◆ What to produce ◆
Say how many lines hold the string "scale"; please write nothing but the number.

◆ Input data ◆
__________

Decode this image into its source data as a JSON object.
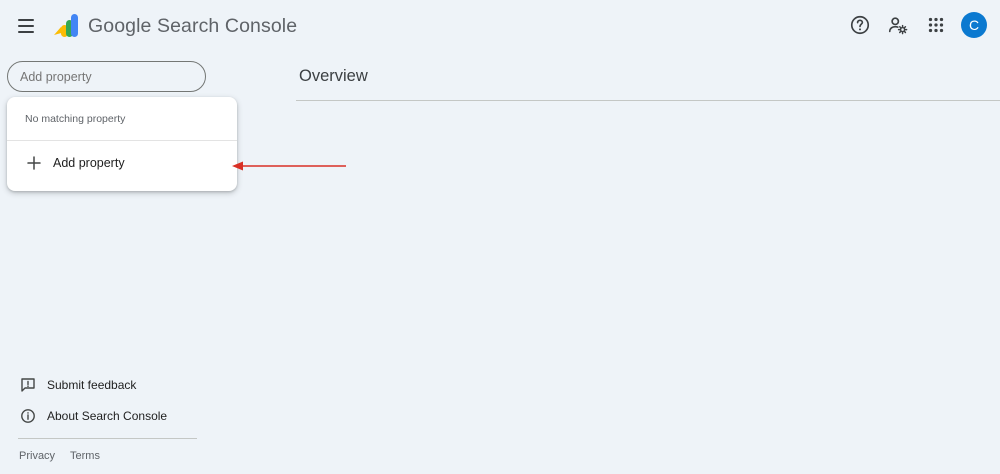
{
  "header": {
    "app_name": "Google Search Console",
    "avatar_letter": "C",
    "icons": [
      "menu-icon",
      "search-console-logo",
      "help-icon",
      "settings-icon",
      "apps-grid-icon"
    ]
  },
  "property_selector": {
    "placeholder": "Add property"
  },
  "dropdown": {
    "no_match_text": "No matching property",
    "add_label": "Add property"
  },
  "main": {
    "title": "Overview"
  },
  "sidebar_footer": {
    "feedback_label": "Submit feedback",
    "about_label": "About Search Console",
    "privacy_label": "Privacy",
    "terms_label": "Terms"
  },
  "colors": {
    "background": "#eef3f8",
    "annotation_arrow": "#d93025",
    "avatar": "#0b79d0"
  }
}
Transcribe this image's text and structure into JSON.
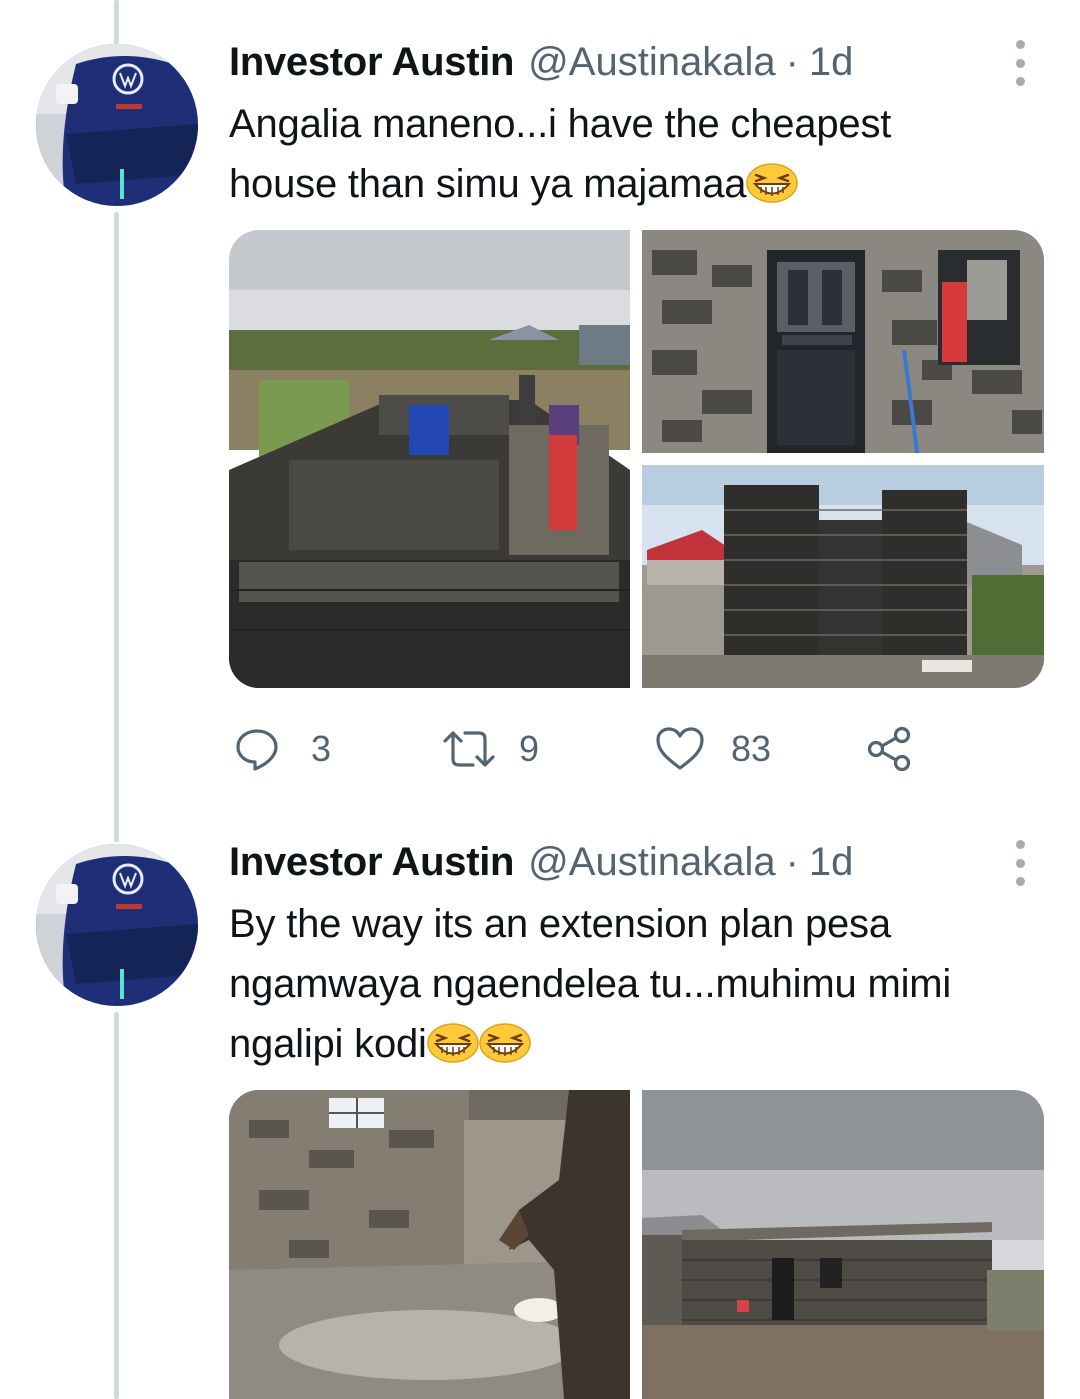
{
  "tweets": [
    {
      "name": "Investor Austin",
      "handle": "@Austinakala",
      "separator": "·",
      "time": "1d",
      "text_line1": "Angalia maneno...i have the cheapest",
      "text_line2": "house than simu ya majamaa",
      "emojis": [
        "grinning-squinting-face"
      ],
      "media": [
        {
          "name": "photo-foundation-walls",
          "description_icon": "photo"
        },
        {
          "name": "photo-door-window",
          "description_icon": "photo"
        },
        {
          "name": "photo-block-wall",
          "description_icon": "photo"
        }
      ],
      "actions": {
        "replies": "3",
        "retweets": "9",
        "likes": "83"
      }
    },
    {
      "name": "Investor Austin",
      "handle": "@Austinakala",
      "separator": "·",
      "time": "1d",
      "text_line1": "By the way its an extension plan pesa",
      "text_line2": "ngamwaya ngaendelea tu...muhimu mimi",
      "text_line3": "ngalipi kodi",
      "emojis": [
        "grinning-squinting-face",
        "grinning-squinting-face"
      ],
      "media": [
        {
          "name": "photo-interior-floor",
          "description_icon": "photo"
        },
        {
          "name": "photo-house-exterior",
          "description_icon": "photo"
        }
      ]
    }
  ],
  "icons": {
    "reply": "reply-icon",
    "retweet": "retweet-icon",
    "like": "heart-icon",
    "share": "share-icon",
    "more": "more-vertical-icon"
  },
  "colors": {
    "text_primary": "#0f1419",
    "text_secondary": "#536471",
    "thread_line": "#cfd9de",
    "emoji_face": "#ffc93a"
  }
}
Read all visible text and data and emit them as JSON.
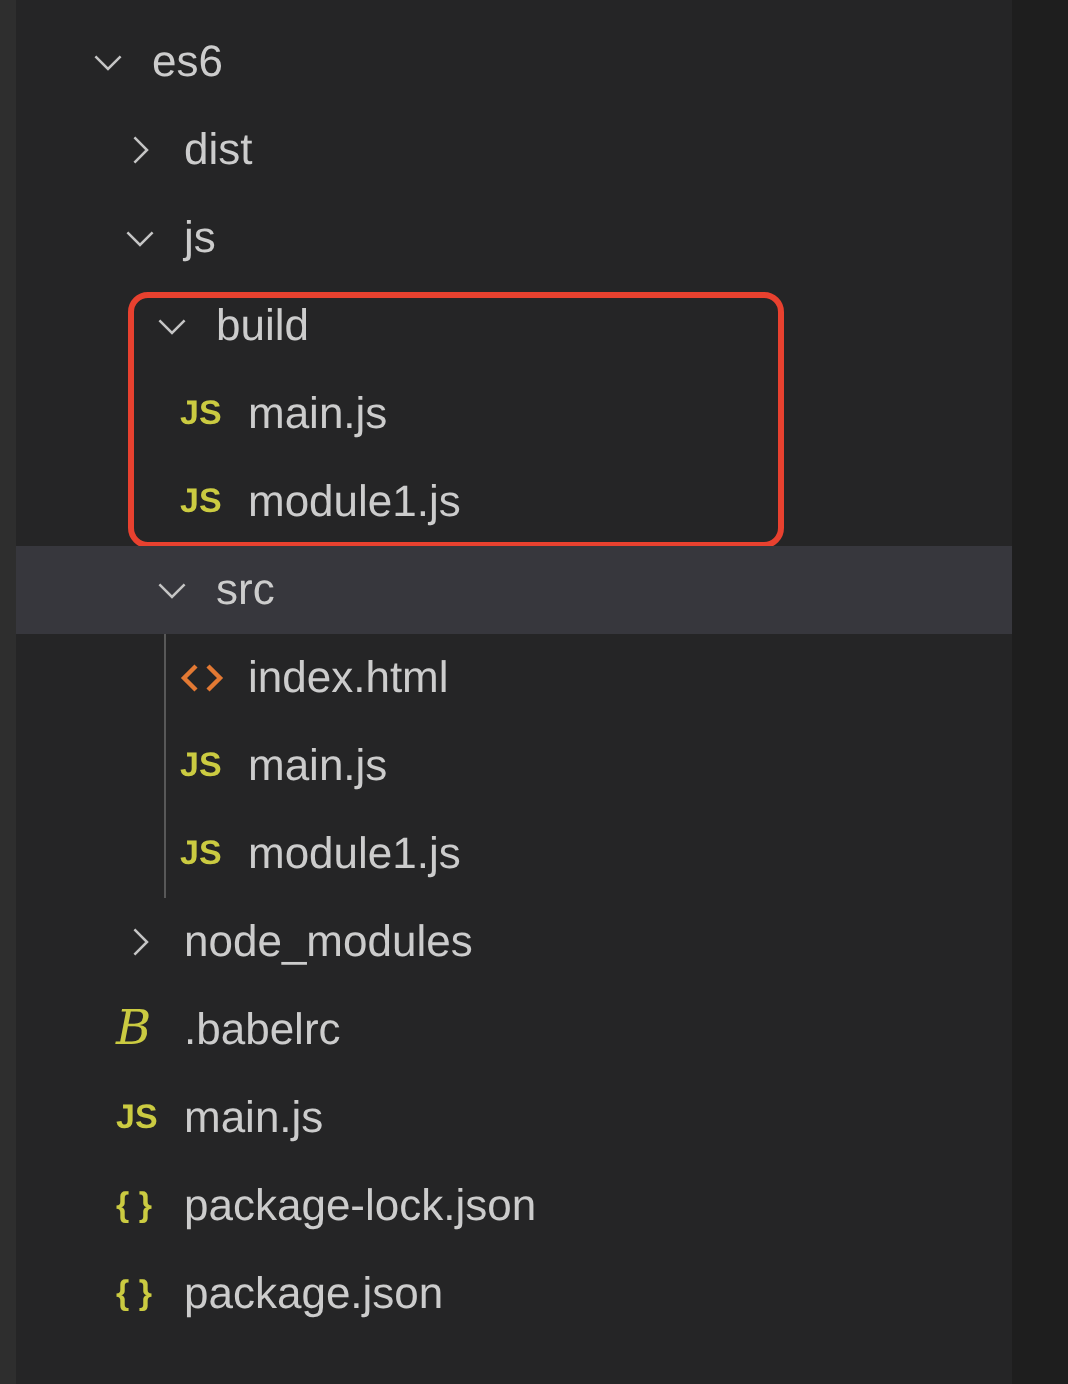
{
  "tree": [
    {
      "name": "es6",
      "kind": "folder",
      "expanded": true,
      "selected": false,
      "children": [
        {
          "name": "dist",
          "kind": "folder",
          "expanded": false,
          "selected": false
        },
        {
          "name": "js",
          "kind": "folder",
          "expanded": true,
          "selected": false,
          "children": [
            {
              "name": "build",
              "kind": "folder",
              "expanded": true,
              "selected": false,
              "annotated": true,
              "children": [
                {
                  "name": "main.js",
                  "kind": "js",
                  "icon": "JS",
                  "selected": false
                },
                {
                  "name": "module1.js",
                  "kind": "js",
                  "icon": "JS",
                  "selected": false
                }
              ]
            },
            {
              "name": "src",
              "kind": "folder",
              "expanded": true,
              "selected": true,
              "children": [
                {
                  "name": "index.html",
                  "kind": "html",
                  "selected": false
                },
                {
                  "name": "main.js",
                  "kind": "js",
                  "icon": "JS",
                  "selected": false
                },
                {
                  "name": "module1.js",
                  "kind": "js",
                  "icon": "JS",
                  "selected": false
                }
              ]
            }
          ]
        },
        {
          "name": "node_modules",
          "kind": "folder",
          "expanded": false,
          "selected": false
        },
        {
          "name": ".babelrc",
          "kind": "babel",
          "icon": "B",
          "selected": false
        },
        {
          "name": "main.js",
          "kind": "js",
          "icon": "JS",
          "selected": false
        },
        {
          "name": "package-lock.json",
          "kind": "json",
          "icon": "{ }",
          "selected": false
        },
        {
          "name": "package.json",
          "kind": "json",
          "icon": "{ }",
          "selected": false
        }
      ]
    }
  ]
}
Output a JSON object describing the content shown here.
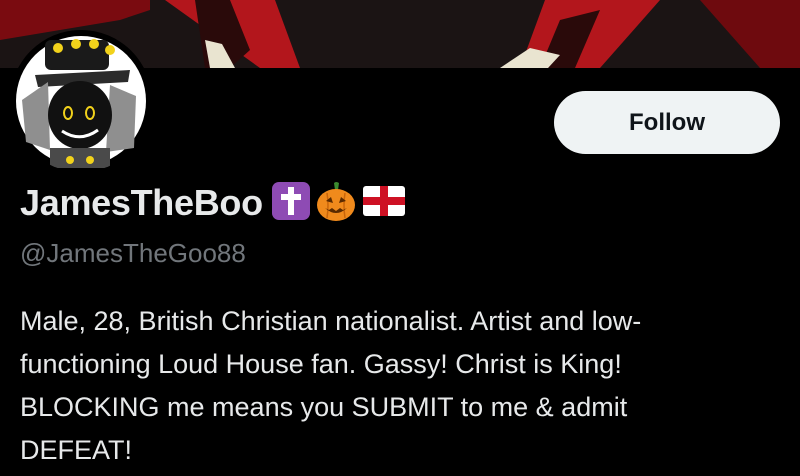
{
  "profile": {
    "display_name": "JamesTheBoo",
    "handle": "@JamesTheGoo88",
    "bio_lines": [
      "Male, 28, British Christian nationalist. Artist and low-",
      "functioning Loud House fan. Gassy! Christ is King!",
      "BLOCKING me means you SUBMIT to me & admit",
      "DEFEAT!"
    ],
    "name_badges": [
      "latin-cross-icon",
      "jack-o-lantern-icon",
      "england-flag-icon"
    ]
  },
  "actions": {
    "follow_label": "Follow"
  },
  "colors": {
    "background": "#000000",
    "primary_text": "#e7e9ea",
    "secondary_text": "#71767b",
    "follow_button_bg": "#eff3f4",
    "banner_red": "#b3161c",
    "cross_badge": "#8e4bb4"
  }
}
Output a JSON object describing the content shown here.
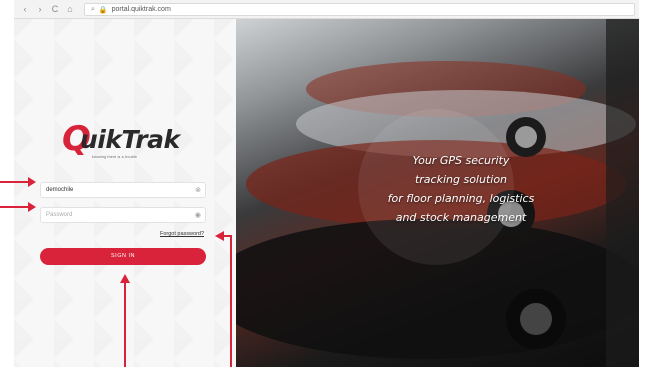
{
  "browser": {
    "nav_back": "‹",
    "nav_forward": "›",
    "nav_reload": "C",
    "nav_home": "⌂",
    "search_glyph": "⌕",
    "url_scheme": "",
    "url": "portal.quiktrak.com"
  },
  "login": {
    "logo_word": "uikTrak",
    "logo_letter": "Q",
    "logo_tagline": "knowing there is a trouble",
    "username_value": "demochile",
    "password_placeholder": "Password",
    "forgot_label": "Forgot password?",
    "signin_label": "SIGN IN"
  },
  "hero": {
    "line1": "Your GPS security",
    "line2": "tracking solution",
    "line3": "for floor planning, logistics",
    "line4": "and stock management"
  },
  "colors": {
    "brand_red": "#d8233a",
    "annotation_red": "#d8233a"
  }
}
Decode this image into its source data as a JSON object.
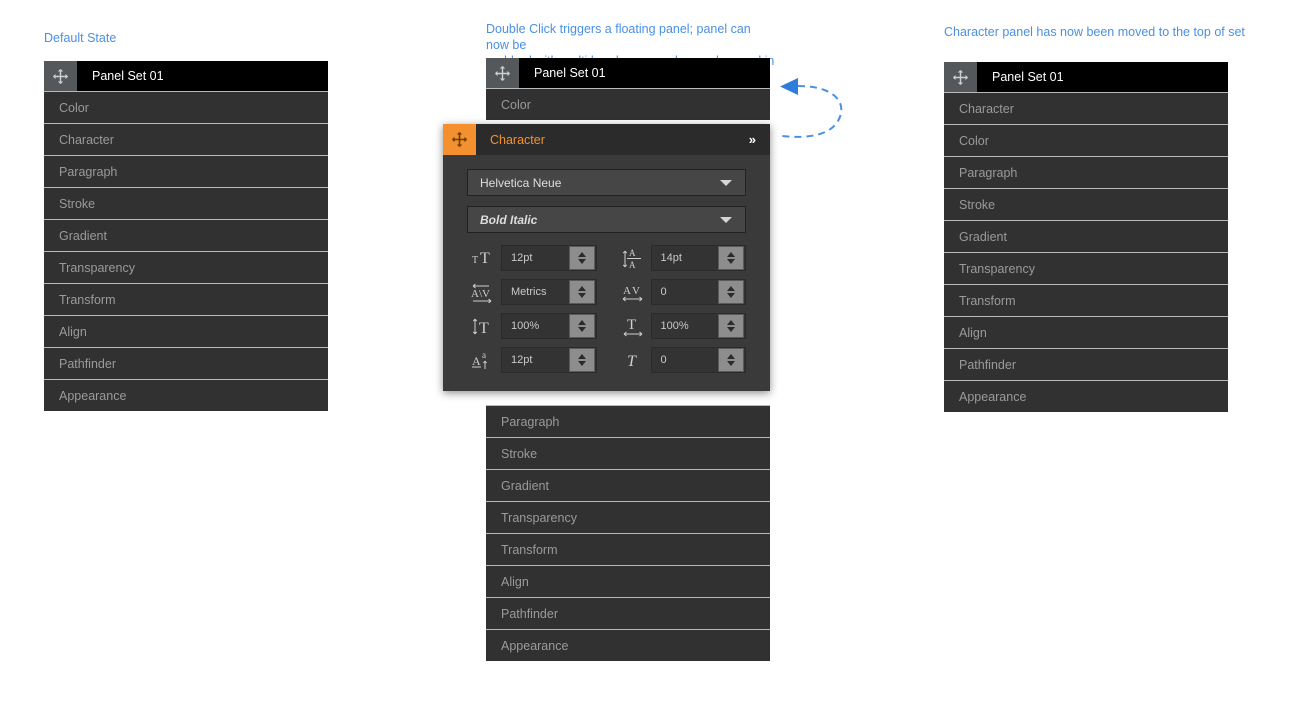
{
  "annotations": {
    "left": "Default State",
    "middle_line1": "Double Click triggers a floating panel; panel can now be",
    "middle_line2": "grabbed with multi head arrow and moved around in set",
    "right": "Character panel has now been moved to the top of set"
  },
  "colors": {
    "accent_orange": "#f4912e",
    "annotation_blue": "#4a90e2",
    "panel_row_bg": "#313131",
    "panel_header_bg": "#000000",
    "drag_handle_bg": "#55585a",
    "row_divider": "#b9b9b9",
    "row_text": "#9a9a9a",
    "float_panel_bg": "#3a3a3a"
  },
  "panel_left": {
    "header_title": "Panel Set 01",
    "drag_handle_icon": "move-cross-icon",
    "rows": [
      "Color",
      "Character",
      "Paragraph",
      "Stroke",
      "Gradient",
      "Transparency",
      "Transform",
      "Align",
      "Pathfinder",
      "Appearance"
    ]
  },
  "panel_middle": {
    "header_title": "Panel Set 01",
    "drag_handle_icon": "move-cross-icon",
    "rows_top": [
      "Color"
    ],
    "rows_bottom": [
      "Paragraph",
      "Stroke",
      "Gradient",
      "Transparency",
      "Transform",
      "Align",
      "Pathfinder",
      "Appearance"
    ]
  },
  "floating_panel": {
    "title": "Character",
    "drag_handle_icon": "move-cross-icon",
    "collapse_icon": "double-chevron-right-icon",
    "font_family": {
      "value": "Helvetica Neue",
      "caret_icon": "caret-down-icon"
    },
    "font_style": {
      "value": "Bold Italic",
      "caret_icon": "caret-down-icon"
    },
    "fields": [
      {
        "icon": "font-size-icon",
        "value": "12pt",
        "stepper_icon": "stepper-updown-icon"
      },
      {
        "icon": "leading-icon",
        "value": "14pt",
        "stepper_icon": "stepper-updown-icon"
      },
      {
        "icon": "kerning-icon",
        "value": "Metrics",
        "stepper_icon": "stepper-updown-icon"
      },
      {
        "icon": "tracking-icon",
        "value": "0",
        "stepper_icon": "stepper-updown-icon"
      },
      {
        "icon": "vertical-scale-icon",
        "value": "100%",
        "stepper_icon": "stepper-updown-icon"
      },
      {
        "icon": "horizontal-scale-icon",
        "value": "100%",
        "stepper_icon": "stepper-updown-icon"
      },
      {
        "icon": "baseline-shift-icon",
        "value": "12pt",
        "stepper_icon": "stepper-updown-icon"
      },
      {
        "icon": "skew-italic-icon",
        "value": "0",
        "stepper_icon": "stepper-updown-icon"
      }
    ]
  },
  "panel_right": {
    "header_title": "Panel Set 01",
    "drag_handle_icon": "move-cross-icon",
    "rows": [
      "Character",
      "Color",
      "Paragraph",
      "Stroke",
      "Gradient",
      "Transparency",
      "Transform",
      "Align",
      "Pathfinder",
      "Appearance"
    ]
  },
  "arrow_annotation": {
    "icon": "curved-dashed-arrow-left-icon"
  }
}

__________

◆ Output below ◆
2